[Collection entries]
_ _ _ _ _

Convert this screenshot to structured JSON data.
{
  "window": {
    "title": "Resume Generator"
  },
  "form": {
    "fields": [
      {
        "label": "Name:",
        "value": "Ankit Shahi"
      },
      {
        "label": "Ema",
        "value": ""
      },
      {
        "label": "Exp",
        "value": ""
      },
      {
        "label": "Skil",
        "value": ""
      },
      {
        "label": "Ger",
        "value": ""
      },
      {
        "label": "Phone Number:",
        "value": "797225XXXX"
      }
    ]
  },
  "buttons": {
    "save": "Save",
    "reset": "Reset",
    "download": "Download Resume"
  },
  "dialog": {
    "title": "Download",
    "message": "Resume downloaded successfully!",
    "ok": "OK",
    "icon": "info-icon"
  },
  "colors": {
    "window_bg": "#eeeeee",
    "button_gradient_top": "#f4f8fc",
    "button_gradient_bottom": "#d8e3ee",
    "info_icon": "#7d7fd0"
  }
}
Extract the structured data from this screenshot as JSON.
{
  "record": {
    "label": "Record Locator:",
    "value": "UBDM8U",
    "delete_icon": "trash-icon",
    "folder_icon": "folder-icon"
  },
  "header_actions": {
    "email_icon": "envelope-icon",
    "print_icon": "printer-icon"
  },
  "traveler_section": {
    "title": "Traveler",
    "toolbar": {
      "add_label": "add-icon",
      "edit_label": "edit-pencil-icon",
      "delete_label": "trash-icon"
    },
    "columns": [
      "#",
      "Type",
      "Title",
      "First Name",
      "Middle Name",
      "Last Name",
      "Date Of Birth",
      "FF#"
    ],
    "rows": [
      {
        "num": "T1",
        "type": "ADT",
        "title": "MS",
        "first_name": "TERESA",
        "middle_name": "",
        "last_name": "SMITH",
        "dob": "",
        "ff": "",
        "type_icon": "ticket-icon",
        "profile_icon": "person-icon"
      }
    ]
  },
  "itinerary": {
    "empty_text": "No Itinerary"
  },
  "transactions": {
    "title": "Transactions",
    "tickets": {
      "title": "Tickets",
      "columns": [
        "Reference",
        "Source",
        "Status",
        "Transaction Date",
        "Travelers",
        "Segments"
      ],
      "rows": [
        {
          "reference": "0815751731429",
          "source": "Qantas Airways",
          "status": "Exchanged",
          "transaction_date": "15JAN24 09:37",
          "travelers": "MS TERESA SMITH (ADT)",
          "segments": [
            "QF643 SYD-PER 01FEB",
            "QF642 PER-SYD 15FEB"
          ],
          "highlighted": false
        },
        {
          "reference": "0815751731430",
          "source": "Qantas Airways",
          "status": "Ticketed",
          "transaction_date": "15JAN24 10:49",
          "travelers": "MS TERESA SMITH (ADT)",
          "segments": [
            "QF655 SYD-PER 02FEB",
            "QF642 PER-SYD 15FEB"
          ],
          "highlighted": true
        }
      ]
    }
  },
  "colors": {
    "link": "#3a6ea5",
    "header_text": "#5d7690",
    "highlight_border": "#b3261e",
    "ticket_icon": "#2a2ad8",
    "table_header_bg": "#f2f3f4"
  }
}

_ _ _ _ _

_INSTRUCTIONS FOR THE TASK_. All of the entries must be written out exactly as they stand.

_TASK SOLUTION_.
Convert this screenshot to structured JSON data.
{
  "window": {
    "title": "Resume Generator"
  },
  "form": {
    "fields": [
      {
        "label": "Name:",
        "value": "Ankit Shahi"
      },
      {
        "label": "Ema",
        "value": ""
      },
      {
        "label": "Exp",
        "value": ""
      },
      {
        "label": "Skil",
        "value": ""
      },
      {
        "label": "Ger",
        "value": ""
      },
      {
        "label": "Phone Number:",
        "value": "797225XXXX"
      }
    ]
  },
  "buttons": {
    "save": "Save",
    "reset": "Reset",
    "download": "Download Resume"
  },
  "dialog": {
    "title": "Download",
    "message": "Resume downloaded successfully!",
    "ok": "OK",
    "icon": "info-icon"
  },
  "colors": {
    "window_bg": "#eeeeee",
    "button_gradient_top": "#f4f8fc",
    "button_gradient_bottom": "#d8e3ee",
    "info_icon": "#7d7fd0"
  }
}
Extract the structured data from this screenshot as JSON.
{
  "record": {
    "label": "Record Locator:",
    "value": "UBDM8U",
    "delete_icon": "trash-icon",
    "folder_icon": "folder-icon"
  },
  "header_actions": {
    "email_icon": "envelope-icon",
    "print_icon": "printer-icon"
  },
  "traveler_section": {
    "title": "Traveler",
    "toolbar": {
      "add_label": "add-icon",
      "edit_label": "edit-pencil-icon",
      "delete_label": "trash-icon"
    },
    "columns": [
      "#",
      "Type",
      "Title",
      "First Name",
      "Middle Name",
      "Last Name",
      "Date Of Birth",
      "FF#"
    ],
    "rows": [
      {
        "num": "T1",
        "type": "ADT",
        "title": "MS",
        "first_name": "TERESA",
        "middle_name": "",
        "last_name": "SMITH",
        "dob": "",
        "ff": "",
        "type_icon": "ticket-icon",
        "profile_icon": "person-icon"
      }
    ]
  },
  "itinerary": {
    "empty_text": "No Itinerary"
  },
  "transactions": {
    "title": "Transactions",
    "tickets": {
      "title": "Tickets",
      "columns": [
        "Reference",
        "Source",
        "Status",
        "Transaction Date",
        "Travelers",
        "Segments"
      ],
      "rows": [
        {
          "reference": "0815751731429",
          "source": "Qantas Airways",
          "status": "Exchanged",
          "transaction_date": "15JAN24 09:37",
          "travelers": "MS TERESA SMITH (ADT)",
          "segments": [
            "QF643 SYD-PER 01FEB",
            "QF642 PER-SYD 15FEB"
          ],
          "highlighted": false
        },
        {
          "reference": "0815751731430",
          "source": "Qantas Airways",
          "status": "Ticketed",
          "transaction_date": "15JAN24 10:49",
          "travelers": "MS TERESA SMITH (ADT)",
          "segments": [
            "QF655 SYD-PER 02FEB",
            "QF642 PER-SYD 15FEB"
          ],
          "highlighted": true
        }
      ]
    }
  },
  "colors": {
    "link": "#3a6ea5",
    "header_text": "#5d7690",
    "highlight_border": "#b3261e",
    "ticket_icon": "#2a2ad8",
    "table_header_bg": "#f2f3f4"
  }
}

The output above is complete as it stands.